_Stored data entries_:
▼

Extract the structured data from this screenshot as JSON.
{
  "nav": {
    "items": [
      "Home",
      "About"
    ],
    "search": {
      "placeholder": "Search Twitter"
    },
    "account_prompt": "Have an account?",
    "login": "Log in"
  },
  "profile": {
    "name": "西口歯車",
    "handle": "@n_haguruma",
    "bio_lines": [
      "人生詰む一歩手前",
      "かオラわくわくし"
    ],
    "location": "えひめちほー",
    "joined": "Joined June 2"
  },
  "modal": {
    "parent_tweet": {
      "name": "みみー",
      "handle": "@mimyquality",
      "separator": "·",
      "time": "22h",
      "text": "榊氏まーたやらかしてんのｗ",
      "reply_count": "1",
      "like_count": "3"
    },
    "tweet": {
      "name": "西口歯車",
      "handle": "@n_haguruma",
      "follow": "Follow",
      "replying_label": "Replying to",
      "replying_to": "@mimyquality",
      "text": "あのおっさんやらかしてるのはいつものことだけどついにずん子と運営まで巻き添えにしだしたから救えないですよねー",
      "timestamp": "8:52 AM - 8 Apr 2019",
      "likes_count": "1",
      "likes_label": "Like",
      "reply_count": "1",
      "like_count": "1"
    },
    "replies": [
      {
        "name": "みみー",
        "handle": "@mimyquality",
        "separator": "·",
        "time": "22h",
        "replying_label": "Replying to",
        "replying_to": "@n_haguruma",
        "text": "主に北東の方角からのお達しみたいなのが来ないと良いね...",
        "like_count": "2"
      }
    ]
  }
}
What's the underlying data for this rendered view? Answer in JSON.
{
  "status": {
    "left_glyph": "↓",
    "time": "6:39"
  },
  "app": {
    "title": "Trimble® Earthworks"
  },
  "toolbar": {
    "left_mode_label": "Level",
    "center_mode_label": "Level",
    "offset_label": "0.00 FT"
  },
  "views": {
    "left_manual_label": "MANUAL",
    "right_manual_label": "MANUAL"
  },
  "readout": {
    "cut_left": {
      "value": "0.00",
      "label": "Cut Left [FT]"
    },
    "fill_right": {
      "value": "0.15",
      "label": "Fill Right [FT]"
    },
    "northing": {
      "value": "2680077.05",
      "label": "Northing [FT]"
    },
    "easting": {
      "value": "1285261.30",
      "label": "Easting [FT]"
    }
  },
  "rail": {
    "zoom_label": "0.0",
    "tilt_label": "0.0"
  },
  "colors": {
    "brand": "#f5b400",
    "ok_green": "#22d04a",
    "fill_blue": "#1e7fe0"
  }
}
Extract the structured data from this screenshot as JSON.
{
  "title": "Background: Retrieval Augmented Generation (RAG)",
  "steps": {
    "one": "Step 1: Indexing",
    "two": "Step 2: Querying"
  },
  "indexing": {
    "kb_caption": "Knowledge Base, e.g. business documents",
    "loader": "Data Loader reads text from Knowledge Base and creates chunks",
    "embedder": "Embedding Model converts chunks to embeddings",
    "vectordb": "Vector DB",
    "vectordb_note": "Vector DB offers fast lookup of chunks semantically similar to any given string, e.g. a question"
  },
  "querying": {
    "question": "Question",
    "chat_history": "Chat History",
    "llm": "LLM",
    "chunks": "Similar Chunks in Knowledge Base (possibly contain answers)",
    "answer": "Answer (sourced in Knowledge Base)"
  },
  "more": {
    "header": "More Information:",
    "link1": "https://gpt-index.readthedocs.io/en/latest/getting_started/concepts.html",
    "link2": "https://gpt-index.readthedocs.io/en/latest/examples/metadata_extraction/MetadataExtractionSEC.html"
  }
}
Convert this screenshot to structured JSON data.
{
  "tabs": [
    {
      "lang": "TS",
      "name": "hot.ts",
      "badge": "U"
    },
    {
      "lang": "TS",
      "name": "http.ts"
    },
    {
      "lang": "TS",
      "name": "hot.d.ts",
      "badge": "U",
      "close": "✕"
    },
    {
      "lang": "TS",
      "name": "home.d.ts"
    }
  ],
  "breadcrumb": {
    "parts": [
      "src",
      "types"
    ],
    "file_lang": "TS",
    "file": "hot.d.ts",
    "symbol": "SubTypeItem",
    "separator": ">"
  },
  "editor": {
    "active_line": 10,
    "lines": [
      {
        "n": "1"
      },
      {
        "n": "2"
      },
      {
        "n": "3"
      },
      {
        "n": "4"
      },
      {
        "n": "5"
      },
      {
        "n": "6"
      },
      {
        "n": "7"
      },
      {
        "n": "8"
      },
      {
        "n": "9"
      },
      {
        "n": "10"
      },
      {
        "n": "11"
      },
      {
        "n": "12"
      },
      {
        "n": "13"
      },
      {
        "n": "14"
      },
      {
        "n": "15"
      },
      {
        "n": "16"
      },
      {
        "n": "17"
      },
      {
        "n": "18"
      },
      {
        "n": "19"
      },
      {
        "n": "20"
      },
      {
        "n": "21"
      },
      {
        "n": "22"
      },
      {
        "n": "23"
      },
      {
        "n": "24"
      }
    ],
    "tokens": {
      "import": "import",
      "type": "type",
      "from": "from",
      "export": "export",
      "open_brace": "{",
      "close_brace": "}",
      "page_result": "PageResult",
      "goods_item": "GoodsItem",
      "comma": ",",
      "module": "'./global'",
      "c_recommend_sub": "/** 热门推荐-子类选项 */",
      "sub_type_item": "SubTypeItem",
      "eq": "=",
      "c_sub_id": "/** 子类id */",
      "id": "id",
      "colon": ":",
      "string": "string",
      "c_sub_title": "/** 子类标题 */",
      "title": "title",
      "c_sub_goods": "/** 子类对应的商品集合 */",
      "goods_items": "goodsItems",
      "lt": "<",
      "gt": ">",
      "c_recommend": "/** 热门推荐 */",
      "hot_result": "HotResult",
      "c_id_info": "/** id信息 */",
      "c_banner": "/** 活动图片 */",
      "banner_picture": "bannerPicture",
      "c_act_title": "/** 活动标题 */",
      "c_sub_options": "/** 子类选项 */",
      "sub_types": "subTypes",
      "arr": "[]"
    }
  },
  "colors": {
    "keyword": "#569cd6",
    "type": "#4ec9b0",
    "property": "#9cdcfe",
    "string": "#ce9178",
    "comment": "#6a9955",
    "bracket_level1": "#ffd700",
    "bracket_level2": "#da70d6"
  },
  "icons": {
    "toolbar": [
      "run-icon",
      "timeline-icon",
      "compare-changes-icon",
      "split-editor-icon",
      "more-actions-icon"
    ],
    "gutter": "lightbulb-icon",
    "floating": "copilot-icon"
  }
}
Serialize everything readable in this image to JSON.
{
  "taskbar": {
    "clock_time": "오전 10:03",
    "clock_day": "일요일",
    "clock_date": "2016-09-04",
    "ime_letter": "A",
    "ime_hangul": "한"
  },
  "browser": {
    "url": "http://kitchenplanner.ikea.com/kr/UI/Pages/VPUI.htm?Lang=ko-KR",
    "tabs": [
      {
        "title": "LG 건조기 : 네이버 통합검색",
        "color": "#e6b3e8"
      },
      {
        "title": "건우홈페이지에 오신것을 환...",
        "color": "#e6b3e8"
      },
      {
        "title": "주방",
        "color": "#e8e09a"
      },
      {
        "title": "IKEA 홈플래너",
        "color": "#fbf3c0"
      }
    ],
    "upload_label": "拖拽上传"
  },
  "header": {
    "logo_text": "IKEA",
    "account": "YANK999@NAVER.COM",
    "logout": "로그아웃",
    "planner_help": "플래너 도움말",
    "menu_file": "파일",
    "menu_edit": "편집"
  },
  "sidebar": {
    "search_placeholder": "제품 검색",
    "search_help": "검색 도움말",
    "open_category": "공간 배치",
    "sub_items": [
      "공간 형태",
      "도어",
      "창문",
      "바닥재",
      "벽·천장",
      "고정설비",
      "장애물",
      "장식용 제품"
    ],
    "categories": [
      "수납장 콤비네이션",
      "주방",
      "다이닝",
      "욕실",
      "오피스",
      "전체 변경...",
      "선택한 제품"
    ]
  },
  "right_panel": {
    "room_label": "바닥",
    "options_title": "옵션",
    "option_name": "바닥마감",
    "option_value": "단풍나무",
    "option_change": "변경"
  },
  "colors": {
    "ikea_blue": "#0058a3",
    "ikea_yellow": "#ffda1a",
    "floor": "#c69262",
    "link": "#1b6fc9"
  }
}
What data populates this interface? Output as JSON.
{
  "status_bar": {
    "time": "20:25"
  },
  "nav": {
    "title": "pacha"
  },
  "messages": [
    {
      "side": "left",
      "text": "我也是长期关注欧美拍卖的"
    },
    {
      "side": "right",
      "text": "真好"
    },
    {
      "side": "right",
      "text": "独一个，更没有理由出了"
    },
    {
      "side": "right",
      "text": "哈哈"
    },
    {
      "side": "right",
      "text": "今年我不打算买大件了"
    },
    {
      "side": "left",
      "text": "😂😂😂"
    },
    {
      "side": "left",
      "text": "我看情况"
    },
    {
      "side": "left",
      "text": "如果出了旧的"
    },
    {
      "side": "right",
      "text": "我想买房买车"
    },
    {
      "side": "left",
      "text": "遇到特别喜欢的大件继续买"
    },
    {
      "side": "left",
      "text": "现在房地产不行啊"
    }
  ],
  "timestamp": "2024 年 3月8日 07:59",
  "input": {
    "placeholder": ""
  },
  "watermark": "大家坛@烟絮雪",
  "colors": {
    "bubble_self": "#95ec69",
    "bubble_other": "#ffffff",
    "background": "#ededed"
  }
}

▲

_WHAT THIS TASK INVOLVES_: Count up the lines in the listing that hold the word "热门推荐", and give that number only.

_REPLY TO THE TASK_: 2